• _Your objective_: Extract every line from the records below that contains the string "annotation". Case counts.

----

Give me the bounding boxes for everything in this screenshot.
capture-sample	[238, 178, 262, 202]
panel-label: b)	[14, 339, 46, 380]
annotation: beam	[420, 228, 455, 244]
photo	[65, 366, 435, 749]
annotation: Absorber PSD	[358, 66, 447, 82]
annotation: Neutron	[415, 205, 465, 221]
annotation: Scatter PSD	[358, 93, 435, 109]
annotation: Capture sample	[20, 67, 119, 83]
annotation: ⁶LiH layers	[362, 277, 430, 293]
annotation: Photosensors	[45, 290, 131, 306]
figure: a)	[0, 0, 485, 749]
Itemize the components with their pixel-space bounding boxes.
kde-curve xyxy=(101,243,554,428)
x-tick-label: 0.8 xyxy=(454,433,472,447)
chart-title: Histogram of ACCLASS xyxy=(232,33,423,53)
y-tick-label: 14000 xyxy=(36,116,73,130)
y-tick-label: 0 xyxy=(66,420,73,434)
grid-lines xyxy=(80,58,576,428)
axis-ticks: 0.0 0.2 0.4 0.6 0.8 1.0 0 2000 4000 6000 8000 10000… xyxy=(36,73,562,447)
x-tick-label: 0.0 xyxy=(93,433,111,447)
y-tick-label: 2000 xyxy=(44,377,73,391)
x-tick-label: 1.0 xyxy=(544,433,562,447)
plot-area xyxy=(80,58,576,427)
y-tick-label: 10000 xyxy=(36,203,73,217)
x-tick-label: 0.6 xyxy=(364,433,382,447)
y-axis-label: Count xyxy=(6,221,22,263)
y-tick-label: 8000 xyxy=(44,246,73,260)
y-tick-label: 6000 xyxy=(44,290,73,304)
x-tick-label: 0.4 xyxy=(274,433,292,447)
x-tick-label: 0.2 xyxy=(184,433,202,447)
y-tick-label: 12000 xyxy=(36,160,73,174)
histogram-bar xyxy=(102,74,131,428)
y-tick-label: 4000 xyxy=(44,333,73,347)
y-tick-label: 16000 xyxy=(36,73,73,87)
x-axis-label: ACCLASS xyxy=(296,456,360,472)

----

• _Output below_:
annotation: beam	[420, 228, 455, 244]
annotation: Absorber PSD	[358, 66, 447, 82]
annotation: Neutron	[415, 205, 465, 221]
annotation: Scatter PSD	[358, 93, 435, 109]
annotation: Capture sample	[20, 67, 119, 83]
annotation: ⁶LiH layers	[362, 277, 430, 293]
annotation: Photosensors	[45, 290, 131, 306]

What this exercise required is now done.